Problem to work on: Find the line that contains "Output a JSON"; then retype it and each line after it, exactly, through the final line of the data below.

□ □ □

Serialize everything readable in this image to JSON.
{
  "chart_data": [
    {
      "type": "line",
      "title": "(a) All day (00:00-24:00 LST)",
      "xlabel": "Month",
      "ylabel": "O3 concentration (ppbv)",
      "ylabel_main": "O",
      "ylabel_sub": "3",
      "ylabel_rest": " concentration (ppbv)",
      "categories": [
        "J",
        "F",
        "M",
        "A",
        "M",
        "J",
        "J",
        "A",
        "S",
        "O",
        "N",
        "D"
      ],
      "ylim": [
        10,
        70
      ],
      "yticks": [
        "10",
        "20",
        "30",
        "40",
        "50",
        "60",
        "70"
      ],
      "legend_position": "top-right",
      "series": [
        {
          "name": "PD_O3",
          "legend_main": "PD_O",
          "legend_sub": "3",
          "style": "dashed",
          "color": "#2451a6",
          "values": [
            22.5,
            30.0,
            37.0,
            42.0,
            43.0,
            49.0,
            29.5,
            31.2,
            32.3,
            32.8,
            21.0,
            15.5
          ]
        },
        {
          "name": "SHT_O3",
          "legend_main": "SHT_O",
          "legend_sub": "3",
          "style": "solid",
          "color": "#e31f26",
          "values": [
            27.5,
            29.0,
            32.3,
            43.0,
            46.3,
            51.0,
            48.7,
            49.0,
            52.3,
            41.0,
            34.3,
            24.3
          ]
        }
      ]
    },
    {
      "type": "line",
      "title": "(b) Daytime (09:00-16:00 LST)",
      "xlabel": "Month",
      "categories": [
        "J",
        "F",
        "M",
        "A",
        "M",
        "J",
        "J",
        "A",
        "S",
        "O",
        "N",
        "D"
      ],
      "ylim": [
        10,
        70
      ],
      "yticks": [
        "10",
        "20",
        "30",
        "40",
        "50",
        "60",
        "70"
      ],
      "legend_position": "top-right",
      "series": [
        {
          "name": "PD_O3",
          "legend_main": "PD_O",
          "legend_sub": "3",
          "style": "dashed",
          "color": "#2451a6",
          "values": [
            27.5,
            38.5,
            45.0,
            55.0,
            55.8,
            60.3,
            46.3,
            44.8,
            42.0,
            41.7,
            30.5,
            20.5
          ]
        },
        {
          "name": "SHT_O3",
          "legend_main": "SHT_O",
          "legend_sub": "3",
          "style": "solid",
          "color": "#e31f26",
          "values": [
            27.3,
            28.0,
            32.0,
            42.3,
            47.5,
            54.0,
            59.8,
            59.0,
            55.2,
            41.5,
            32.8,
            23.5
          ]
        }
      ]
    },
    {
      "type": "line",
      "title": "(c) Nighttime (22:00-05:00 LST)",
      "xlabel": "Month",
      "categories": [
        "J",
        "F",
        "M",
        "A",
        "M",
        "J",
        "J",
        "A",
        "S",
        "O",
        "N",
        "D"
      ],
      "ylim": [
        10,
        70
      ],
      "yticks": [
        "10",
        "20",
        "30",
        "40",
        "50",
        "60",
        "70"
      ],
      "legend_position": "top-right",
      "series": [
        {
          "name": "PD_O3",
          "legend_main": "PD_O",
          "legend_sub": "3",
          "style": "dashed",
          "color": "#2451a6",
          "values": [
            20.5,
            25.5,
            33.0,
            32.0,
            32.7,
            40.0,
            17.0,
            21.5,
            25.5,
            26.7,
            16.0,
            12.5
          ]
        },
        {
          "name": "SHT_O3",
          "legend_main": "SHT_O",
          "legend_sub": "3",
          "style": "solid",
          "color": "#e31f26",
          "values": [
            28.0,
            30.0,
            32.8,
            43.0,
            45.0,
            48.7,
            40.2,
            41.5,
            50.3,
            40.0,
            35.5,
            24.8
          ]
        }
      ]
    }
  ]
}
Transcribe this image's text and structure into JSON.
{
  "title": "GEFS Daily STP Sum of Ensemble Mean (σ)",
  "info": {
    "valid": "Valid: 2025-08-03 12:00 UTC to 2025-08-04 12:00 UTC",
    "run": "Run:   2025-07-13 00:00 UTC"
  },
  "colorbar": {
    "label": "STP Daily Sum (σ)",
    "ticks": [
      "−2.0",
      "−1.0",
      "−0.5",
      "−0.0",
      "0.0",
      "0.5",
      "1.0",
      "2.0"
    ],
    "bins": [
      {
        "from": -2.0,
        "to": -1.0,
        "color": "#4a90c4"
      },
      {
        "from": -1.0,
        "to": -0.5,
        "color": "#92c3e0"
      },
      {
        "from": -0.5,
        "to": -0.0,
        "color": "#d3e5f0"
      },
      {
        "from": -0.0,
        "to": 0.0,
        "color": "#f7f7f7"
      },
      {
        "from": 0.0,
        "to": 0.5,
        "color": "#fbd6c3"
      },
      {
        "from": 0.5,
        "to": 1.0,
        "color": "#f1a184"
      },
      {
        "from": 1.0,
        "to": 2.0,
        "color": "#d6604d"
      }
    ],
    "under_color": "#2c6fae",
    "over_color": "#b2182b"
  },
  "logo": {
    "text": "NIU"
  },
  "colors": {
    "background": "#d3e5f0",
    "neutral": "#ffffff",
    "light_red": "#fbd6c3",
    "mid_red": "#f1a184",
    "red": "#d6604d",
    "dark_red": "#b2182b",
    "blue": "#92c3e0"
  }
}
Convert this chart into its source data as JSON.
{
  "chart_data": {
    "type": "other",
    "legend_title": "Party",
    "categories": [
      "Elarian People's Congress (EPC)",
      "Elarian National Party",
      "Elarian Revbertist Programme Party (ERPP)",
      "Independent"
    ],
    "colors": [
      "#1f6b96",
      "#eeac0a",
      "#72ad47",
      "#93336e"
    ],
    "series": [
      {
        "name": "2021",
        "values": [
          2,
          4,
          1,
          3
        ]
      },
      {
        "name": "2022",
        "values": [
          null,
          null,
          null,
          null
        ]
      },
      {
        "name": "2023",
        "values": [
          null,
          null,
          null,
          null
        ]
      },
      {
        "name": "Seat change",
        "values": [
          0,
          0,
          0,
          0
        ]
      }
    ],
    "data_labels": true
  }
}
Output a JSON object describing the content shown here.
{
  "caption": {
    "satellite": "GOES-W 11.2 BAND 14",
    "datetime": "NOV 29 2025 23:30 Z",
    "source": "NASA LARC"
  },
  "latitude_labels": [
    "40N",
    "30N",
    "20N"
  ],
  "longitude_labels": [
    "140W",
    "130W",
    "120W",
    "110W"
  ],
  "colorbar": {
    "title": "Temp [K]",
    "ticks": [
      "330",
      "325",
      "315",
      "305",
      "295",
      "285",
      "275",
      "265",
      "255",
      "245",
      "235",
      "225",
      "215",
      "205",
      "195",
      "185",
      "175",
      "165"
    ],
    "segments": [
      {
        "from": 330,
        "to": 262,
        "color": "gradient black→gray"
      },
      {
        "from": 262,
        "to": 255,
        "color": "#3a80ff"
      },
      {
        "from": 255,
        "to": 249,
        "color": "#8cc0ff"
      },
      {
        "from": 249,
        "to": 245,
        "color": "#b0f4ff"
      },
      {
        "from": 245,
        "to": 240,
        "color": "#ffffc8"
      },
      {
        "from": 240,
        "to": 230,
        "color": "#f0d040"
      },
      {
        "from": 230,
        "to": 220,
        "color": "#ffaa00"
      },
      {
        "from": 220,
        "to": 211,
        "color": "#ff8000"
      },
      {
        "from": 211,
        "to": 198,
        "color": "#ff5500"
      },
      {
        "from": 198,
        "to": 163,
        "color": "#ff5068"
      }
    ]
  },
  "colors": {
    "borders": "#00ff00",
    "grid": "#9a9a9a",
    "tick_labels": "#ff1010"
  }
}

□ □ □

Task output:
Output a JSON object describing the content shown here.
{
  "caption": {
    "satellite": "GOES-W 11.2 BAND 14",
    "datetime": "NOV 29 2025 23:30 Z",
    "source": "NASA LARC"
  },
  "latitude_labels": [
    "40N",
    "30N",
    "20N"
  ],
  "longitude_labels": [
    "140W",
    "130W",
    "120W",
    "110W"
  ],
  "colorbar": {
    "title": "Temp [K]",
    "ticks": [
      "330",
      "325",
      "315",
      "305",
      "295",
      "285",
      "275",
      "265",
      "255",
      "245",
      "235",
      "225",
      "215",
      "205",
      "195",
      "185",
      "175",
      "165"
    ],
    "segments": [
      {
        "from": 330,
        "to": 262,
        "color": "gradient black→gray"
      },
      {
        "from": 262,
        "to": 255,
        "color": "#3a80ff"
      },
      {
        "from": 255,
        "to": 249,
        "color": "#8cc0ff"
      },
      {
        "from": 249,
        "to": 245,
        "color": "#b0f4ff"
      },
      {
        "from": 245,
        "to": 240,
        "color": "#ffffc8"
      },
      {
        "from": 240,
        "to": 230,
        "color": "#f0d040"
      },
      {
        "from": 230,
        "to": 220,
        "color": "#ffaa00"
      },
      {
        "from": 220,
        "to": 211,
        "color": "#ff8000"
      },
      {
        "from": 211,
        "to": 198,
        "color": "#ff5500"
      },
      {
        "from": 198,
        "to": 163,
        "color": "#ff5068"
      }
    ]
  },
  "colors": {
    "borders": "#00ff00",
    "grid": "#9a9a9a",
    "tick_labels": "#ff1010"
  }
}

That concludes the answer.